-------- Entries provided

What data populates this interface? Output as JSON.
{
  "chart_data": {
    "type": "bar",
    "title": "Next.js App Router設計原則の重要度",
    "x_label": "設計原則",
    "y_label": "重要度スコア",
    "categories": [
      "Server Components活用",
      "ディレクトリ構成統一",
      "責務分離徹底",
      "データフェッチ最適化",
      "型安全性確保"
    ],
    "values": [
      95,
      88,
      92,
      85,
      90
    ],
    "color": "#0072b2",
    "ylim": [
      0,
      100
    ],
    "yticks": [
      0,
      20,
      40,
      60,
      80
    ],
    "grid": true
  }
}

----------------

**Given instruction**. Reproduce the material exactly, with every line intact.

**Expected answer**.
What data populates this interface? Output as JSON.
{
  "chart_data": {
    "type": "bar",
    "title": "Next.js App Router設計原則の重要度",
    "x_label": "設計原則",
    "y_label": "重要度スコア",
    "categories": [
      "Server Components活用",
      "ディレクトリ構成統一",
      "責務分離徹底",
      "データフェッチ最適化",
      "型安全性確保"
    ],
    "values": [
      95,
      88,
      92,
      85,
      90
    ],
    "color": "#0072b2",
    "ylim": [
      0,
      100
    ],
    "yticks": [
      0,
      20,
      40,
      60,
      80
    ],
    "grid": true
  }
}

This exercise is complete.